__EXERCISE GOAL__:
Exactly reproduce the lines beginning with the line that includes "Output the text content of this document." and ending with the last line of the data.

=== DATA RECORDS ===

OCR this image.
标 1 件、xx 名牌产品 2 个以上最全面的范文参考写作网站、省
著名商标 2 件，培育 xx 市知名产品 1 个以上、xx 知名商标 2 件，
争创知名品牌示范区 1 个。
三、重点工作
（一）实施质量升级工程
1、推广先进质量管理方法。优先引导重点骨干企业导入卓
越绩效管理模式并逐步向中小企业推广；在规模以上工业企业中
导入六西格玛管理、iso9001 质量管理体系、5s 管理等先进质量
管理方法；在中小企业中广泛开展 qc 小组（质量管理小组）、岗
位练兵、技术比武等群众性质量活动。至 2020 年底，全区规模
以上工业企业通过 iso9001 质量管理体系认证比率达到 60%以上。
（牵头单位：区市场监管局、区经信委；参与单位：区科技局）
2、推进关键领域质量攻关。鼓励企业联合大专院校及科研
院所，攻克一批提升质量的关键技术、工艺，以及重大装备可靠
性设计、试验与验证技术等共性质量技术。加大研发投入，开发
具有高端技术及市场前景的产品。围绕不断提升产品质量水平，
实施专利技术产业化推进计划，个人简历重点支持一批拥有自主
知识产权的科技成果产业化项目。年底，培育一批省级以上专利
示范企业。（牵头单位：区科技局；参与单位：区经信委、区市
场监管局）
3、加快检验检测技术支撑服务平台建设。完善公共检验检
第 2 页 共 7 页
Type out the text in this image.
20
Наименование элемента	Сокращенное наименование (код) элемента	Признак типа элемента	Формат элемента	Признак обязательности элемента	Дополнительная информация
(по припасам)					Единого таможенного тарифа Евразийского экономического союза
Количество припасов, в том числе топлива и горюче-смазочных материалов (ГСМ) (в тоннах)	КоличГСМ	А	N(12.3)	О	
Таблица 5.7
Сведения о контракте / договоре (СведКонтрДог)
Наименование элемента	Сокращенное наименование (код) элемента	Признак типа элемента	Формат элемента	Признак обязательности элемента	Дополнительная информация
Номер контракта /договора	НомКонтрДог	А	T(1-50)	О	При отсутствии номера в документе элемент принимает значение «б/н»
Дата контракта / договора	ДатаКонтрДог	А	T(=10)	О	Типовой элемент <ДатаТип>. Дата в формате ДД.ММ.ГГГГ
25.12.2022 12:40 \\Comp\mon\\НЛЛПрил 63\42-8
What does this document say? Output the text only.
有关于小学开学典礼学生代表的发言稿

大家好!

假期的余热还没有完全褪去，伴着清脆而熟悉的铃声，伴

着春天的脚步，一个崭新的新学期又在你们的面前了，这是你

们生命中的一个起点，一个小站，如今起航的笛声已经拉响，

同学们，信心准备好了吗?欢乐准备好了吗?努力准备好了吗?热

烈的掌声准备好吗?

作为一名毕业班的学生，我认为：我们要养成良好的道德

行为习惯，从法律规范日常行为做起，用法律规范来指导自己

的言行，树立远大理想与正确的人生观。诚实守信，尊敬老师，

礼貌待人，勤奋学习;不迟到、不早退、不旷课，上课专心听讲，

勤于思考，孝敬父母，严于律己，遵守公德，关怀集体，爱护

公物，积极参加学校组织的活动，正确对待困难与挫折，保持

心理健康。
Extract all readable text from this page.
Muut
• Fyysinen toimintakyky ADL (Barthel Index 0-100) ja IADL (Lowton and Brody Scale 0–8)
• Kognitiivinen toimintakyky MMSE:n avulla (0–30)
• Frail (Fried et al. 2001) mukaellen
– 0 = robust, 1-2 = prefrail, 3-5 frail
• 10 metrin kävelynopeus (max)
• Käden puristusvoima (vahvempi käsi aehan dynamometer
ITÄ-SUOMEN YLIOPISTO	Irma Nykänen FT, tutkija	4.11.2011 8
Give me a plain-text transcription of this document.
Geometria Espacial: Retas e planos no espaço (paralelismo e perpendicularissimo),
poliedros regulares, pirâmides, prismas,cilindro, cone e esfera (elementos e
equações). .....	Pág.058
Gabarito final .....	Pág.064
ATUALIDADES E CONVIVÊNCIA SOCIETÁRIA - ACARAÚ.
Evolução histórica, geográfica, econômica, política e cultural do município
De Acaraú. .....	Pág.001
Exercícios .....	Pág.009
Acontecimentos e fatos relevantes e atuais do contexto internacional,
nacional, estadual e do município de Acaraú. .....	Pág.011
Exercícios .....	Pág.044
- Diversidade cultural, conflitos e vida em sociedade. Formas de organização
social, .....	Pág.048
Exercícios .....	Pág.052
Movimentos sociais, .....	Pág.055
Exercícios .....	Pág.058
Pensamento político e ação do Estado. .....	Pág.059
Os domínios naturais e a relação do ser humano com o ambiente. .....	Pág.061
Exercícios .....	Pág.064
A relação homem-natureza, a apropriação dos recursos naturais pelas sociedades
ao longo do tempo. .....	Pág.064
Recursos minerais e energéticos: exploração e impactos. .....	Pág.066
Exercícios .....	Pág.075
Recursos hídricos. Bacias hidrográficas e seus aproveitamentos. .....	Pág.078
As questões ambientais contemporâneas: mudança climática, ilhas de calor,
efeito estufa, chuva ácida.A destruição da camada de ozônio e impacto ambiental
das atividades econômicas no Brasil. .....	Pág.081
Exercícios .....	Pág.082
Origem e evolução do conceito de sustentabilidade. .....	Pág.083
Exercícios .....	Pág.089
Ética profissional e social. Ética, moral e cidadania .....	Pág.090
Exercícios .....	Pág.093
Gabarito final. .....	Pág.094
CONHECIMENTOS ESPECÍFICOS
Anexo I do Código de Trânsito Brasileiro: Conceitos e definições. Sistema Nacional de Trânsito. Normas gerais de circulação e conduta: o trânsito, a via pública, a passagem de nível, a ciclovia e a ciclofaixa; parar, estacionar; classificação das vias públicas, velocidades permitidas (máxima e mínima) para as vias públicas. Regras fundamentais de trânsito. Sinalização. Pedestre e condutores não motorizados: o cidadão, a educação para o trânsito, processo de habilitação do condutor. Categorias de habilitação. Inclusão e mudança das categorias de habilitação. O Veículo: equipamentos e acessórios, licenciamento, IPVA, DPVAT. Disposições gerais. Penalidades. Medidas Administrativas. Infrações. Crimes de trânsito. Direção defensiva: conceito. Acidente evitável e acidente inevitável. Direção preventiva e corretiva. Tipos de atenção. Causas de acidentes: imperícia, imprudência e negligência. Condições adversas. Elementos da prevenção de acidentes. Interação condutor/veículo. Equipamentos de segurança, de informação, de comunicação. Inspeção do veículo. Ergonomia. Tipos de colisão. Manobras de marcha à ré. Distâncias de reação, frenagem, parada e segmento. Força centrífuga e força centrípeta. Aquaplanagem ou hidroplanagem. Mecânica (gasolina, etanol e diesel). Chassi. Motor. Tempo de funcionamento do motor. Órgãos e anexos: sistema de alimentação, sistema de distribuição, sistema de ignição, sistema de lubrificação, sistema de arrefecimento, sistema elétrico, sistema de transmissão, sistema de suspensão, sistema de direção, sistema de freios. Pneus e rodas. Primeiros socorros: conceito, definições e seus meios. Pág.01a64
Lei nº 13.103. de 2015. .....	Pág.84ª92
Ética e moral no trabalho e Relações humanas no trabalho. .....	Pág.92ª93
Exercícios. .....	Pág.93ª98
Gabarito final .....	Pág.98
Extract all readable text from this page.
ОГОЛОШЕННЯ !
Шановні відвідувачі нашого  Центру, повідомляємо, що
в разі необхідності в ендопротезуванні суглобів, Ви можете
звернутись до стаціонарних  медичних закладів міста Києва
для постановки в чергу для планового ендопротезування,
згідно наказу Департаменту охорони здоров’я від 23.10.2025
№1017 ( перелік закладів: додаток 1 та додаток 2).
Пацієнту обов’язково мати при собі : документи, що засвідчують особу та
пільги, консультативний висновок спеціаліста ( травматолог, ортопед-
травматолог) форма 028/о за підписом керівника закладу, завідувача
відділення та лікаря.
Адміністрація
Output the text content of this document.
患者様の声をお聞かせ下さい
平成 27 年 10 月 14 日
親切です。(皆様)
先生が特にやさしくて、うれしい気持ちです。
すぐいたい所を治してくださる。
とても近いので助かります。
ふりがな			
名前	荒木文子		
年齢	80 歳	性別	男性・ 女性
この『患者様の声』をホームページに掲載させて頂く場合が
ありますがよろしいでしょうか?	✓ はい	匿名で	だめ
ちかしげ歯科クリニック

===

__FINISHED TASK__:
Output the text content of this document.
患者様の声をお聞かせ下さい
平成 27 年 10 月 14 日
親切です。(皆様)
先生が特にやさしくて、うれしい気持ちです。
すぐいたい所を治してくださる。
とても近いので助かります。
ふりがな			
名前	荒木文子		
年齢	80 歳	性別	男性・ 女性
この『患者様の声』をホームページに掲載させて頂く場合が
ありますがよろしいでしょうか?	✓ はい	匿名で	だめ
ちかしげ歯科クリニック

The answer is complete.